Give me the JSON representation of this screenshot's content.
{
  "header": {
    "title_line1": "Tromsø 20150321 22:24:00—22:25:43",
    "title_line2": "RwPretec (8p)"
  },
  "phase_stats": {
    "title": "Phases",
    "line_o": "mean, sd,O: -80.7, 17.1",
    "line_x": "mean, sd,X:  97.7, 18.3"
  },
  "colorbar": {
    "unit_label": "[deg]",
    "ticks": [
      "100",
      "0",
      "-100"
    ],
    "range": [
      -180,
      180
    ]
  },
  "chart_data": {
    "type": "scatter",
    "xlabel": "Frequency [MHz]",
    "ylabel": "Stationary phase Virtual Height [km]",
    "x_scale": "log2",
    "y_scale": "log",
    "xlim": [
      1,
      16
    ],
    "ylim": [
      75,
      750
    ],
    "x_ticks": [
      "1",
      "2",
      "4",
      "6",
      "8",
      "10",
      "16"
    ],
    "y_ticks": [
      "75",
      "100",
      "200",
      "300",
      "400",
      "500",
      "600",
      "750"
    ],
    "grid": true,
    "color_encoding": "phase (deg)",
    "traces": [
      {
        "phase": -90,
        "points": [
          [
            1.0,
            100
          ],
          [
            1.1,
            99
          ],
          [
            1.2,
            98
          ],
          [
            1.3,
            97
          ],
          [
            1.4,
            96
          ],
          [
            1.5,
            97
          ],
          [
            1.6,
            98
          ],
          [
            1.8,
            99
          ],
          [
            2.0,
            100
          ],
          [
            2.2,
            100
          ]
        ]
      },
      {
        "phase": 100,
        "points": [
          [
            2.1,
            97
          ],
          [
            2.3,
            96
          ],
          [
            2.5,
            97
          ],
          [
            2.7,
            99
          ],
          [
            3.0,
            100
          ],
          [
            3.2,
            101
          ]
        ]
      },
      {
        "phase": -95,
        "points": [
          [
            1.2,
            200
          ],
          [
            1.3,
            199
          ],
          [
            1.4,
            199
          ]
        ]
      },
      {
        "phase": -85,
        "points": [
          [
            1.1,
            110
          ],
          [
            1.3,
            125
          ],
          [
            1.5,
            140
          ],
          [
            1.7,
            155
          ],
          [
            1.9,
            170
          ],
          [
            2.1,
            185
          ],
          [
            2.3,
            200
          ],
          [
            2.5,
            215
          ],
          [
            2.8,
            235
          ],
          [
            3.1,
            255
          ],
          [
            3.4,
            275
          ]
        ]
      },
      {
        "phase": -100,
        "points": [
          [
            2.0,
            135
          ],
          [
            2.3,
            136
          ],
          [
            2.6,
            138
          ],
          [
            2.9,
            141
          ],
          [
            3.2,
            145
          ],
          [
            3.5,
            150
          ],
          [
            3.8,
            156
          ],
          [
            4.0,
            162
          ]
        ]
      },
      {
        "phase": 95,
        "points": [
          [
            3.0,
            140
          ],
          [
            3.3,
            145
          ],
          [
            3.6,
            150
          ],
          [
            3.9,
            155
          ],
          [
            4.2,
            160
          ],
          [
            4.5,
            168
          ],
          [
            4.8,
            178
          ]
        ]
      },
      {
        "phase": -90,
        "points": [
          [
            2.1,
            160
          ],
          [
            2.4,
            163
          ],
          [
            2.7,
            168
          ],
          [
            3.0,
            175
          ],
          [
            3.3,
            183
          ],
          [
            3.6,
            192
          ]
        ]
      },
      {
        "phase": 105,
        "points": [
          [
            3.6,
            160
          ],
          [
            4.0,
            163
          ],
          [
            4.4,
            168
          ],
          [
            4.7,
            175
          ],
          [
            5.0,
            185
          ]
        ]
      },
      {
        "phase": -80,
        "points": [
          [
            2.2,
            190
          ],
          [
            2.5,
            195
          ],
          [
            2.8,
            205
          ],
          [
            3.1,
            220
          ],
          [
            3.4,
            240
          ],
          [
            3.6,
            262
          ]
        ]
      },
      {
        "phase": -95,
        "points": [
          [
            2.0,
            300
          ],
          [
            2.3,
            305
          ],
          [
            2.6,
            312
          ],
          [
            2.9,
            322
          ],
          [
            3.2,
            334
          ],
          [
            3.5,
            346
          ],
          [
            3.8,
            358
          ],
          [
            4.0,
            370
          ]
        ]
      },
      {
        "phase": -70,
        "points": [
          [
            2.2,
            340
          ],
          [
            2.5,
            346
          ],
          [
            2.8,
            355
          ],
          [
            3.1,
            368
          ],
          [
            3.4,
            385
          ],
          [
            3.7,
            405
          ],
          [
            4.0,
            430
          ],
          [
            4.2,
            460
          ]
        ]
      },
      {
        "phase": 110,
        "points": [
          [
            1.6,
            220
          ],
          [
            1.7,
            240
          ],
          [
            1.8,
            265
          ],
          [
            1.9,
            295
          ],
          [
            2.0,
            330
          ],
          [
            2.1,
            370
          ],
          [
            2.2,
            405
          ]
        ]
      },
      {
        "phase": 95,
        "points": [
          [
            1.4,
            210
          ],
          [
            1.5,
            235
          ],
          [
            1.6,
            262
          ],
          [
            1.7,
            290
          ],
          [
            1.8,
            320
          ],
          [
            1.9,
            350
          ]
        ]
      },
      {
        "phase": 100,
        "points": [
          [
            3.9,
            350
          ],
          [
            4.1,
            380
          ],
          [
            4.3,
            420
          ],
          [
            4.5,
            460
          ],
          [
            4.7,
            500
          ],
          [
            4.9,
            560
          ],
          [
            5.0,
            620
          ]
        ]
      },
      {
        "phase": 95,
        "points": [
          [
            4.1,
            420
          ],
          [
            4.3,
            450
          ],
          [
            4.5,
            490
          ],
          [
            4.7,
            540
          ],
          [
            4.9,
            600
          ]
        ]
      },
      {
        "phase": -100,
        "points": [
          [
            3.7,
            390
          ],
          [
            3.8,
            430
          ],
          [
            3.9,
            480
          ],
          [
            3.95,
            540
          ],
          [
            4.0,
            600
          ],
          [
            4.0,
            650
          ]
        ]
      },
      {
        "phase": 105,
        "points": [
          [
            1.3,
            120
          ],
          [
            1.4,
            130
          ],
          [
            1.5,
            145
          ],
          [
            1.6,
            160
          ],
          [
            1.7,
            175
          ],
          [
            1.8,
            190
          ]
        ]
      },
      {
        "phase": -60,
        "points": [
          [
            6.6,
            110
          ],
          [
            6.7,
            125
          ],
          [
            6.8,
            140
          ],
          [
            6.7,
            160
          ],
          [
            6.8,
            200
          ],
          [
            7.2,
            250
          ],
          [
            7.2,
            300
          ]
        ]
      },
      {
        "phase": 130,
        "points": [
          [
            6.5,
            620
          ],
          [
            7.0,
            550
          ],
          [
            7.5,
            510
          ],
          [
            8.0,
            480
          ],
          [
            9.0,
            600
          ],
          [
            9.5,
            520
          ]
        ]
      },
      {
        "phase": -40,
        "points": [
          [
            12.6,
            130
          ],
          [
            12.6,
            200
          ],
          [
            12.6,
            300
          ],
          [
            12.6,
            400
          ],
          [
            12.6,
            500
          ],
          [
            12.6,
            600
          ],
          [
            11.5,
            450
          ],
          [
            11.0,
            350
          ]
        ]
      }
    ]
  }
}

________________________________________

→ Problem description
Word for word, write out all of the data above.

→ The response
Give me the JSON representation of this screenshot's content.
{
  "header": {
    "title_line1": "Tromsø 20150321 22:24:00—22:25:43",
    "title_line2": "RwPretec (8p)"
  },
  "phase_stats": {
    "title": "Phases",
    "line_o": "mean, sd,O: -80.7, 17.1",
    "line_x": "mean, sd,X:  97.7, 18.3"
  },
  "colorbar": {
    "unit_label": "[deg]",
    "ticks": [
      "100",
      "0",
      "-100"
    ],
    "range": [
      -180,
      180
    ]
  },
  "chart_data": {
    "type": "scatter",
    "xlabel": "Frequency [MHz]",
    "ylabel": "Stationary phase Virtual Height [km]",
    "x_scale": "log2",
    "y_scale": "log",
    "xlim": [
      1,
      16
    ],
    "ylim": [
      75,
      750
    ],
    "x_ticks": [
      "1",
      "2",
      "4",
      "6",
      "8",
      "10",
      "16"
    ],
    "y_ticks": [
      "75",
      "100",
      "200",
      "300",
      "400",
      "500",
      "600",
      "750"
    ],
    "grid": true,
    "color_encoding": "phase (deg)",
    "traces": [
      {
        "phase": -90,
        "points": [
          [
            1.0,
            100
          ],
          [
            1.1,
            99
          ],
          [
            1.2,
            98
          ],
          [
            1.3,
            97
          ],
          [
            1.4,
            96
          ],
          [
            1.5,
            97
          ],
          [
            1.6,
            98
          ],
          [
            1.8,
            99
          ],
          [
            2.0,
            100
          ],
          [
            2.2,
            100
          ]
        ]
      },
      {
        "phase": 100,
        "points": [
          [
            2.1,
            97
          ],
          [
            2.3,
            96
          ],
          [
            2.5,
            97
          ],
          [
            2.7,
            99
          ],
          [
            3.0,
            100
          ],
          [
            3.2,
            101
          ]
        ]
      },
      {
        "phase": -95,
        "points": [
          [
            1.2,
            200
          ],
          [
            1.3,
            199
          ],
          [
            1.4,
            199
          ]
        ]
      },
      {
        "phase": -85,
        "points": [
          [
            1.1,
            110
          ],
          [
            1.3,
            125
          ],
          [
            1.5,
            140
          ],
          [
            1.7,
            155
          ],
          [
            1.9,
            170
          ],
          [
            2.1,
            185
          ],
          [
            2.3,
            200
          ],
          [
            2.5,
            215
          ],
          [
            2.8,
            235
          ],
          [
            3.1,
            255
          ],
          [
            3.4,
            275
          ]
        ]
      },
      {
        "phase": -100,
        "points": [
          [
            2.0,
            135
          ],
          [
            2.3,
            136
          ],
          [
            2.6,
            138
          ],
          [
            2.9,
            141
          ],
          [
            3.2,
            145
          ],
          [
            3.5,
            150
          ],
          [
            3.8,
            156
          ],
          [
            4.0,
            162
          ]
        ]
      },
      {
        "phase": 95,
        "points": [
          [
            3.0,
            140
          ],
          [
            3.3,
            145
          ],
          [
            3.6,
            150
          ],
          [
            3.9,
            155
          ],
          [
            4.2,
            160
          ],
          [
            4.5,
            168
          ],
          [
            4.8,
            178
          ]
        ]
      },
      {
        "phase": -90,
        "points": [
          [
            2.1,
            160
          ],
          [
            2.4,
            163
          ],
          [
            2.7,
            168
          ],
          [
            3.0,
            175
          ],
          [
            3.3,
            183
          ],
          [
            3.6,
            192
          ]
        ]
      },
      {
        "phase": 105,
        "points": [
          [
            3.6,
            160
          ],
          [
            4.0,
            163
          ],
          [
            4.4,
            168
          ],
          [
            4.7,
            175
          ],
          [
            5.0,
            185
          ]
        ]
      },
      {
        "phase": -80,
        "points": [
          [
            2.2,
            190
          ],
          [
            2.5,
            195
          ],
          [
            2.8,
            205
          ],
          [
            3.1,
            220
          ],
          [
            3.4,
            240
          ],
          [
            3.6,
            262
          ]
        ]
      },
      {
        "phase": -95,
        "points": [
          [
            2.0,
            300
          ],
          [
            2.3,
            305
          ],
          [
            2.6,
            312
          ],
          [
            2.9,
            322
          ],
          [
            3.2,
            334
          ],
          [
            3.5,
            346
          ],
          [
            3.8,
            358
          ],
          [
            4.0,
            370
          ]
        ]
      },
      {
        "phase": -70,
        "points": [
          [
            2.2,
            340
          ],
          [
            2.5,
            346
          ],
          [
            2.8,
            355
          ],
          [
            3.1,
            368
          ],
          [
            3.4,
            385
          ],
          [
            3.7,
            405
          ],
          [
            4.0,
            430
          ],
          [
            4.2,
            460
          ]
        ]
      },
      {
        "phase": 110,
        "points": [
          [
            1.6,
            220
          ],
          [
            1.7,
            240
          ],
          [
            1.8,
            265
          ],
          [
            1.9,
            295
          ],
          [
            2.0,
            330
          ],
          [
            2.1,
            370
          ],
          [
            2.2,
            405
          ]
        ]
      },
      {
        "phase": 95,
        "points": [
          [
            1.4,
            210
          ],
          [
            1.5,
            235
          ],
          [
            1.6,
            262
          ],
          [
            1.7,
            290
          ],
          [
            1.8,
            320
          ],
          [
            1.9,
            350
          ]
        ]
      },
      {
        "phase": 100,
        "points": [
          [
            3.9,
            350
          ],
          [
            4.1,
            380
          ],
          [
            4.3,
            420
          ],
          [
            4.5,
            460
          ],
          [
            4.7,
            500
          ],
          [
            4.9,
            560
          ],
          [
            5.0,
            620
          ]
        ]
      },
      {
        "phase": 95,
        "points": [
          [
            4.1,
            420
          ],
          [
            4.3,
            450
          ],
          [
            4.5,
            490
          ],
          [
            4.7,
            540
          ],
          [
            4.9,
            600
          ]
        ]
      },
      {
        "phase": -100,
        "points": [
          [
            3.7,
            390
          ],
          [
            3.8,
            430
          ],
          [
            3.9,
            480
          ],
          [
            3.95,
            540
          ],
          [
            4.0,
            600
          ],
          [
            4.0,
            650
          ]
        ]
      },
      {
        "phase": 105,
        "points": [
          [
            1.3,
            120
          ],
          [
            1.4,
            130
          ],
          [
            1.5,
            145
          ],
          [
            1.6,
            160
          ],
          [
            1.7,
            175
          ],
          [
            1.8,
            190
          ]
        ]
      },
      {
        "phase": -60,
        "points": [
          [
            6.6,
            110
          ],
          [
            6.7,
            125
          ],
          [
            6.8,
            140
          ],
          [
            6.7,
            160
          ],
          [
            6.8,
            200
          ],
          [
            7.2,
            250
          ],
          [
            7.2,
            300
          ]
        ]
      },
      {
        "phase": 130,
        "points": [
          [
            6.5,
            620
          ],
          [
            7.0,
            550
          ],
          [
            7.5,
            510
          ],
          [
            8.0,
            480
          ],
          [
            9.0,
            600
          ],
          [
            9.5,
            520
          ]
        ]
      },
      {
        "phase": -40,
        "points": [
          [
            12.6,
            130
          ],
          [
            12.6,
            200
          ],
          [
            12.6,
            300
          ],
          [
            12.6,
            400
          ],
          [
            12.6,
            500
          ],
          [
            12.6,
            600
          ],
          [
            11.5,
            450
          ],
          [
            11.0,
            350
          ]
        ]
      }
    ]
  }
}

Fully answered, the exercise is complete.